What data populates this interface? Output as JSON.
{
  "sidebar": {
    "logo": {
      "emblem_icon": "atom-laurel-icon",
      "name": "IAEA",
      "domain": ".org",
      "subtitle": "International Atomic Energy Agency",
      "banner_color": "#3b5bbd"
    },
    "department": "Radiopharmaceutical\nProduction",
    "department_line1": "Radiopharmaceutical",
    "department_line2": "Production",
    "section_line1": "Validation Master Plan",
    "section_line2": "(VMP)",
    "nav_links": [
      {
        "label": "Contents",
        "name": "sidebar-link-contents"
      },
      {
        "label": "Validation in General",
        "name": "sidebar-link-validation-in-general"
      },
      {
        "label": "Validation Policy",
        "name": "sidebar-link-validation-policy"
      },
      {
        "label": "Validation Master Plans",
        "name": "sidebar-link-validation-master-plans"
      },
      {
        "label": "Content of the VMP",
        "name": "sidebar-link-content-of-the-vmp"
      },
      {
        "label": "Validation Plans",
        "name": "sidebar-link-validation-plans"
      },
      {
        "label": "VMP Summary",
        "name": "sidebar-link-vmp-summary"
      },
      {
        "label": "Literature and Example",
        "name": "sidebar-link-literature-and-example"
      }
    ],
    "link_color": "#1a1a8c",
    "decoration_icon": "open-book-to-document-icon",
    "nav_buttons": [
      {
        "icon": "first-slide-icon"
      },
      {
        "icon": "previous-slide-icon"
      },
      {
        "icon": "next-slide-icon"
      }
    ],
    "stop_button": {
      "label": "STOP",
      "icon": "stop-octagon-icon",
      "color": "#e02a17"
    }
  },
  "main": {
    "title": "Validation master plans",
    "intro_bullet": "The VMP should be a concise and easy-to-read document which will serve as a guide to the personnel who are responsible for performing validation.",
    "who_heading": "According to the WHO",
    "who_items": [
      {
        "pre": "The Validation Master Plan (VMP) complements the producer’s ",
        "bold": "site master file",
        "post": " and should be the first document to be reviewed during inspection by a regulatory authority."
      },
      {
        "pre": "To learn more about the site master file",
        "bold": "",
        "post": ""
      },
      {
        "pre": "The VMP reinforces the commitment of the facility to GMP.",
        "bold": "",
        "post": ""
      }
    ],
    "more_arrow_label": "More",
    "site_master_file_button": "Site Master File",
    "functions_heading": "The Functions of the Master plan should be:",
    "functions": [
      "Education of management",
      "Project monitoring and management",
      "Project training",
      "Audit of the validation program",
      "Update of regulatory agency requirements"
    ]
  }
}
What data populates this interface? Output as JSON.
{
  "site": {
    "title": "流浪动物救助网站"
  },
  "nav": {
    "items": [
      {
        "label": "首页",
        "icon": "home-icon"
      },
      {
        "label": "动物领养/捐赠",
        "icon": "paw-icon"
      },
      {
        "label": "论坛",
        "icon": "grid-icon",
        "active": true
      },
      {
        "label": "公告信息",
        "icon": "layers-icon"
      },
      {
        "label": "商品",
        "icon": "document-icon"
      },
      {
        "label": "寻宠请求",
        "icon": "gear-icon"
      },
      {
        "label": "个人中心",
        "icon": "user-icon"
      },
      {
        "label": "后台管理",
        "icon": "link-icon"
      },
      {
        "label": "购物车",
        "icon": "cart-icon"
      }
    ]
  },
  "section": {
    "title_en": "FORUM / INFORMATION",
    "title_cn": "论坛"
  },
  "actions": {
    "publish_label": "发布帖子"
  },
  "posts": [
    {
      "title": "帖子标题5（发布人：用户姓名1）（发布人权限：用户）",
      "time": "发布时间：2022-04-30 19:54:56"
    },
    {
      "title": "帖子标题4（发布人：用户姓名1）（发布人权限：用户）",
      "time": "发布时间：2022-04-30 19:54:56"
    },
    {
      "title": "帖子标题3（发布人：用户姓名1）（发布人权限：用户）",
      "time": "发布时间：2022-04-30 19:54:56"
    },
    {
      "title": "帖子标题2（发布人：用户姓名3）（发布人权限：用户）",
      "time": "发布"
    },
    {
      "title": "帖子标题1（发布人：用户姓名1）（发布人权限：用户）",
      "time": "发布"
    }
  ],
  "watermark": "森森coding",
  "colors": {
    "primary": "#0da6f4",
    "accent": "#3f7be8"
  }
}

* * *

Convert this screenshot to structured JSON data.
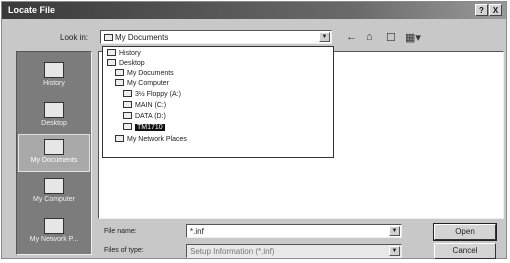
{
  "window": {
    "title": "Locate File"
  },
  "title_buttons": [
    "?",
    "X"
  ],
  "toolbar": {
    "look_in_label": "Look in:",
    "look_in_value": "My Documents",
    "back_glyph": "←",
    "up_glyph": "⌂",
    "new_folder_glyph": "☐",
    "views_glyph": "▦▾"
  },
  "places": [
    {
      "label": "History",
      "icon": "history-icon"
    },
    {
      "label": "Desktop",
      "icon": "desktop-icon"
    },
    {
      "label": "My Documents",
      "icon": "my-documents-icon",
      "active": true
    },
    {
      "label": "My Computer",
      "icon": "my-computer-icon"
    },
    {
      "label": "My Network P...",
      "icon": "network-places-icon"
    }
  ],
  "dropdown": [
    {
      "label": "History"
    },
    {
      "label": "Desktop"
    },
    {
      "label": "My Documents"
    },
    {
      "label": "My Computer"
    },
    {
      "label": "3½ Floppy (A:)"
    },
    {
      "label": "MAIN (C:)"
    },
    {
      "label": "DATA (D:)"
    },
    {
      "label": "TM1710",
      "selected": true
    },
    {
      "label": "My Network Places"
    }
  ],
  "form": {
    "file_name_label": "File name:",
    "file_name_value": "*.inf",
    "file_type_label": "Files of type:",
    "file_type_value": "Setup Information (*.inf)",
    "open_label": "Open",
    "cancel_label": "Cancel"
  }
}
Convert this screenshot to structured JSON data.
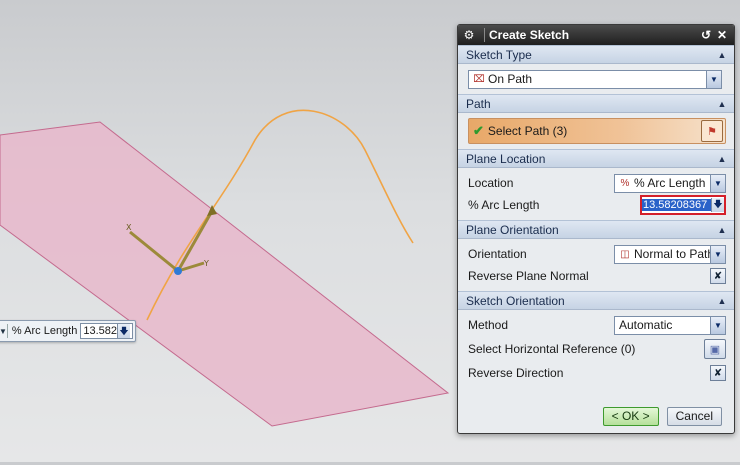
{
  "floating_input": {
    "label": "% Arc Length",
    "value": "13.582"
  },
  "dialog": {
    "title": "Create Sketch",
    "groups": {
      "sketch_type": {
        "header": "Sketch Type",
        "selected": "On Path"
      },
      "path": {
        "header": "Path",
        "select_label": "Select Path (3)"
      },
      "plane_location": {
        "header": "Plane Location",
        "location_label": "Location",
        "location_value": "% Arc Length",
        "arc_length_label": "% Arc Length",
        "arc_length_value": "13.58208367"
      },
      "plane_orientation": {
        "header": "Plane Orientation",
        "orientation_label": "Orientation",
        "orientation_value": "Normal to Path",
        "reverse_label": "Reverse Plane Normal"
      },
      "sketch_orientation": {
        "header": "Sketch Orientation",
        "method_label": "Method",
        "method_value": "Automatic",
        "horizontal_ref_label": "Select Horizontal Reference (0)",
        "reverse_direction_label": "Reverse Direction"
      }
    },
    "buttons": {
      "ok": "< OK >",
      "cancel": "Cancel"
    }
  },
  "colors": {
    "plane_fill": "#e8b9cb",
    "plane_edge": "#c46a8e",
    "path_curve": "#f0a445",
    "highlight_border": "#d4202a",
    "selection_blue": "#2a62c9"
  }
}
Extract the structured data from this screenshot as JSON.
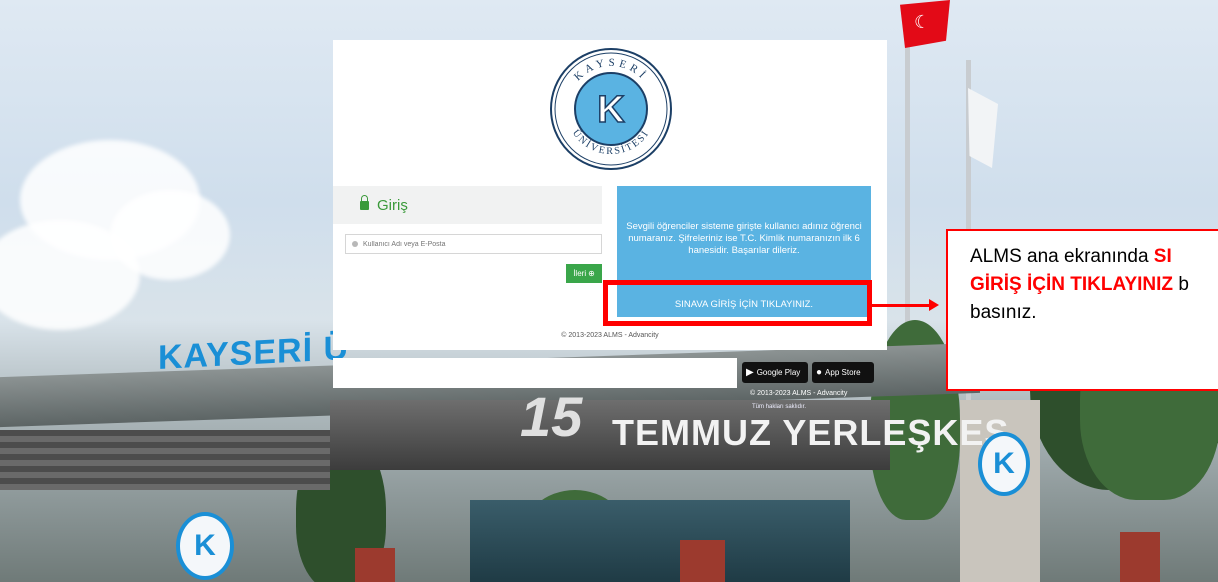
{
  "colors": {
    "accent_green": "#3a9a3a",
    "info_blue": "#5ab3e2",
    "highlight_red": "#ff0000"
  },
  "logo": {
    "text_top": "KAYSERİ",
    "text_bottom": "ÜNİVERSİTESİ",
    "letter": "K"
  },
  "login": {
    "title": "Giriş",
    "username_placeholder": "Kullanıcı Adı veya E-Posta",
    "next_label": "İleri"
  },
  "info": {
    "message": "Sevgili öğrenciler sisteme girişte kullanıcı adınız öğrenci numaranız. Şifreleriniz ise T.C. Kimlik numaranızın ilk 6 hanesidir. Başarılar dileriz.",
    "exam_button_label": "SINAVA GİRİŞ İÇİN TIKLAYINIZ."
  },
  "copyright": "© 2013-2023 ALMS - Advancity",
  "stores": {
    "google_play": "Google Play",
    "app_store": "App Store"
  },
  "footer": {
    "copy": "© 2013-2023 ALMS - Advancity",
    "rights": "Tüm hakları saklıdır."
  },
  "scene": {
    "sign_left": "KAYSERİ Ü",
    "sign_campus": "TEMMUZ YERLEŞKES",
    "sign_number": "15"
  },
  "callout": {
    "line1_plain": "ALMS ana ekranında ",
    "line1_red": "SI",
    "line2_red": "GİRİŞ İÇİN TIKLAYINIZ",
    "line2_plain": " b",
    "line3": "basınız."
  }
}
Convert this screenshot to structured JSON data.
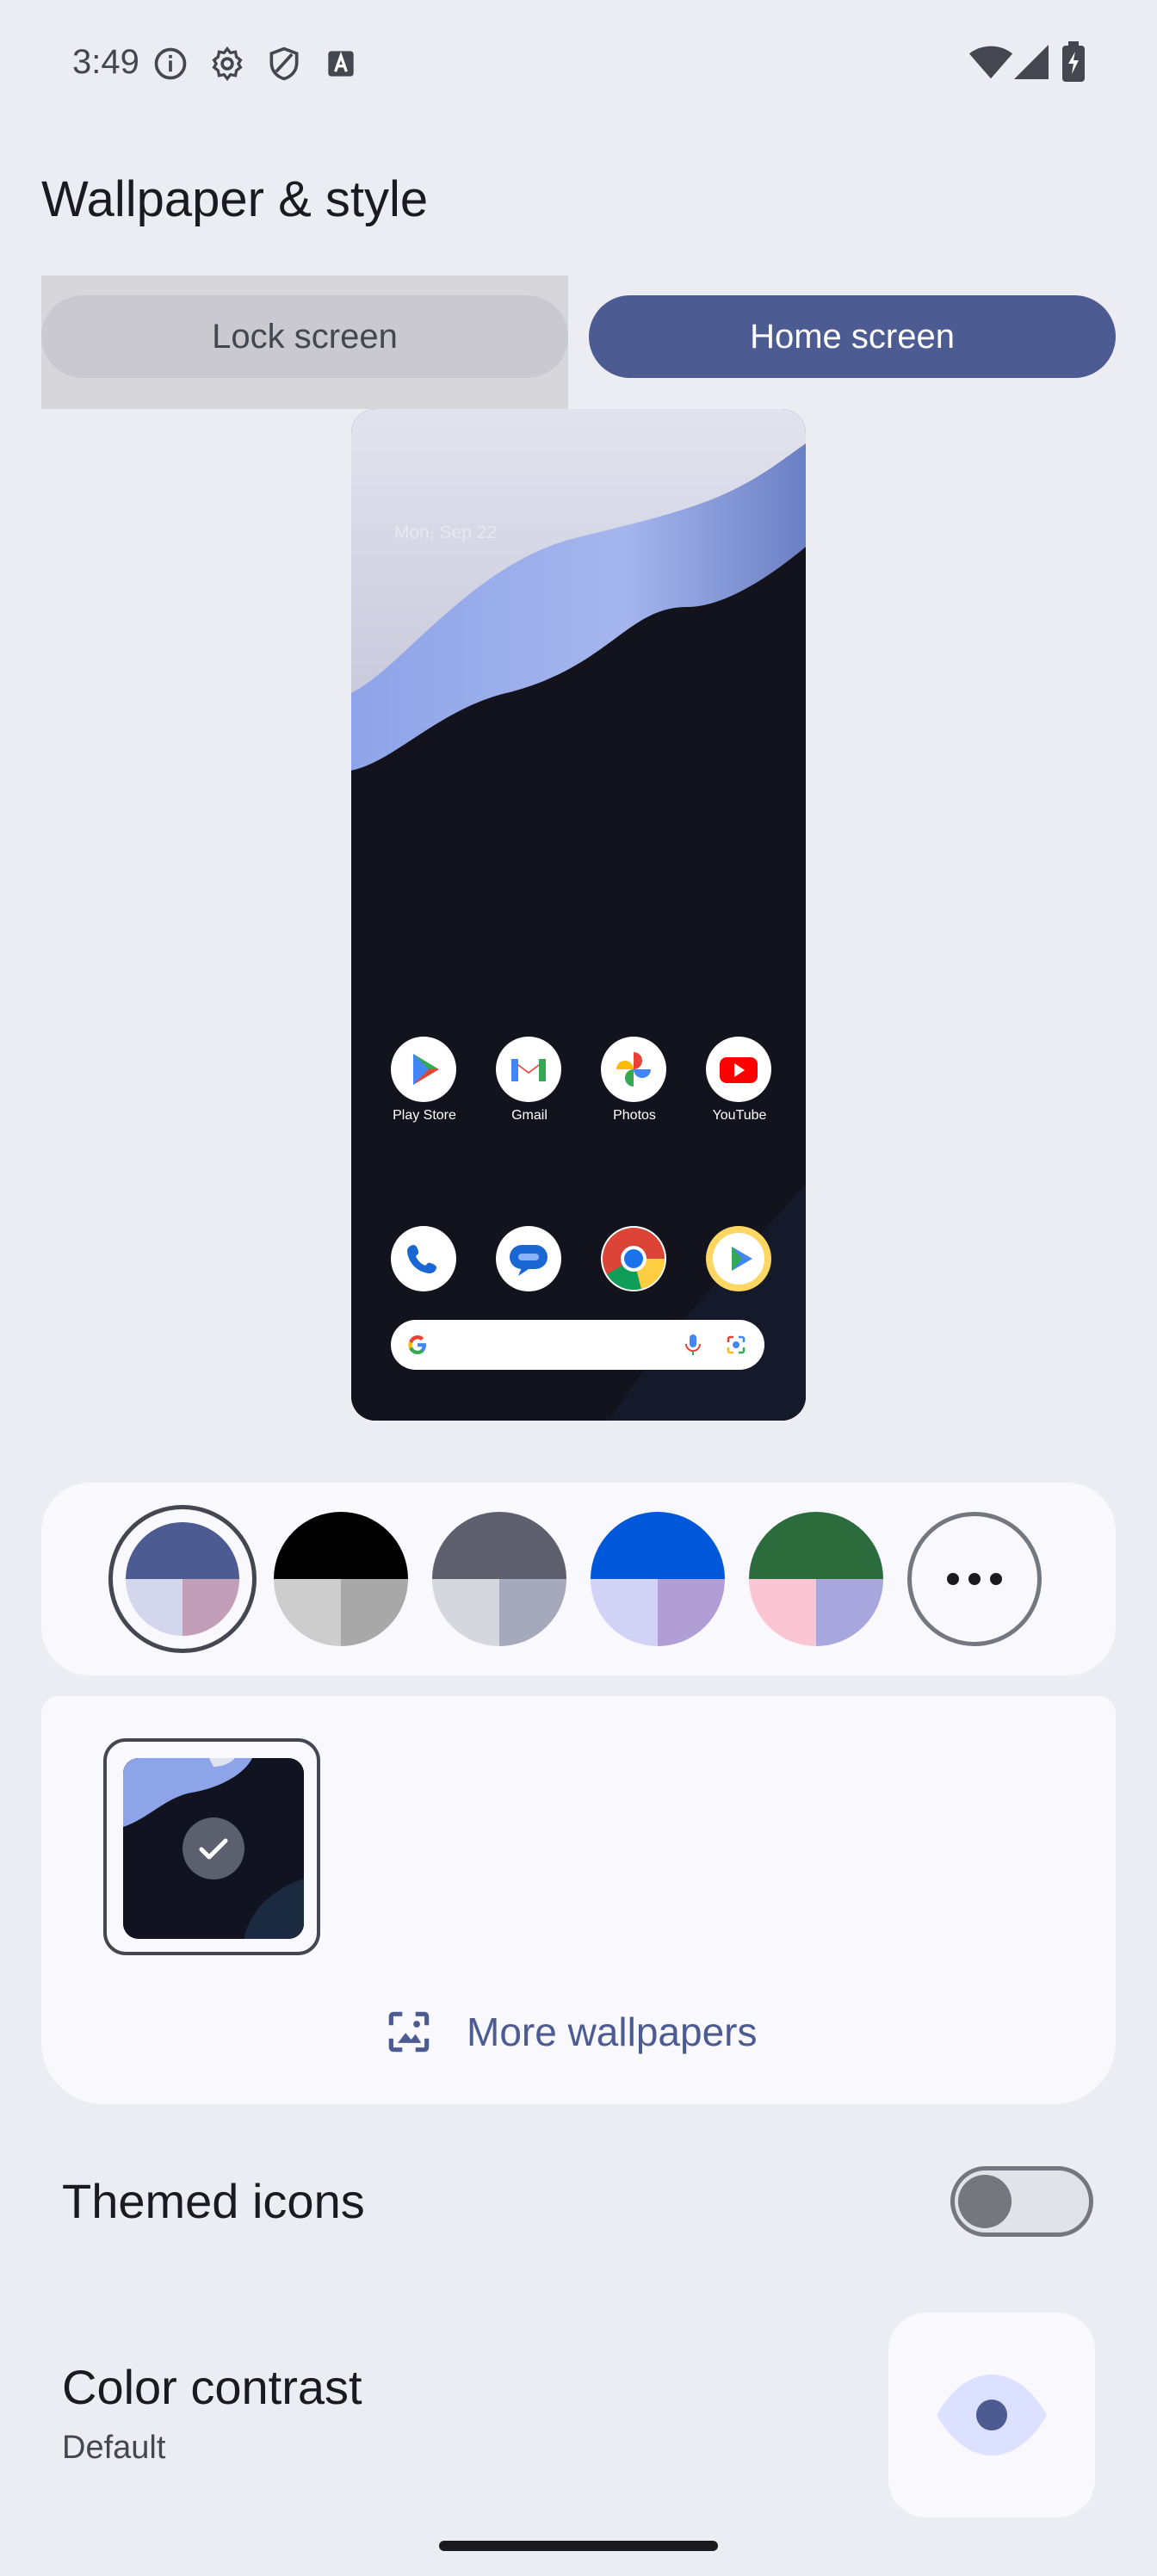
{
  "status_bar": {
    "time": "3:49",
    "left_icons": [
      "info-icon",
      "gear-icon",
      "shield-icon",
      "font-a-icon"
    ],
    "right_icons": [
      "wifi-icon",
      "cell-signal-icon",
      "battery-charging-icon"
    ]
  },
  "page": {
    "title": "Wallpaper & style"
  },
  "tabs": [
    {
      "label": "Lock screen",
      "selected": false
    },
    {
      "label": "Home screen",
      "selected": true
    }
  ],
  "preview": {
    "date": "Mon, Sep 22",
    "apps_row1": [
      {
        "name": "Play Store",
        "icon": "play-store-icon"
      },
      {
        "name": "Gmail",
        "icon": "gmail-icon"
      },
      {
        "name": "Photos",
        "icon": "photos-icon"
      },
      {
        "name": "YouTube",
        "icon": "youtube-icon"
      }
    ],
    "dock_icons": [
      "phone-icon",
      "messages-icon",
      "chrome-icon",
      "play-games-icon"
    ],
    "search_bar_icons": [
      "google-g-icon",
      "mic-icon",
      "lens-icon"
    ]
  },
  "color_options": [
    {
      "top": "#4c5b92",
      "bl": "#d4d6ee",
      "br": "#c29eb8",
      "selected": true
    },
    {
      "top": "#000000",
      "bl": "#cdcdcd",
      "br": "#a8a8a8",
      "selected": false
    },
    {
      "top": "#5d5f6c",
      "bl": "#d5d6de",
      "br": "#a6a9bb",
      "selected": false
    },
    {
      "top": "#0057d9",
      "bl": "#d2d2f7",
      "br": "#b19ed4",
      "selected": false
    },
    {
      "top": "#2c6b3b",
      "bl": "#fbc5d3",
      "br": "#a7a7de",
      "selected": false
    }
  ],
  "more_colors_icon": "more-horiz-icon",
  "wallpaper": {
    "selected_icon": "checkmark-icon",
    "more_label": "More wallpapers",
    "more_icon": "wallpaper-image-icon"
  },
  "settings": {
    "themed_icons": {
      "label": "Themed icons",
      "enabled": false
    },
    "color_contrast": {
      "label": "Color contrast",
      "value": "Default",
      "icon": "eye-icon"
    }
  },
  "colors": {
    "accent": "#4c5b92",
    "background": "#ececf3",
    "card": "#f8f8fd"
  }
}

● **AIM**
Gather every line from the listing above in which the word "Normal" appears.

● **TASK RESULT**
        "orientation_value": "Normal to Path",
        "reverse_label": "Reverse Plane Normal"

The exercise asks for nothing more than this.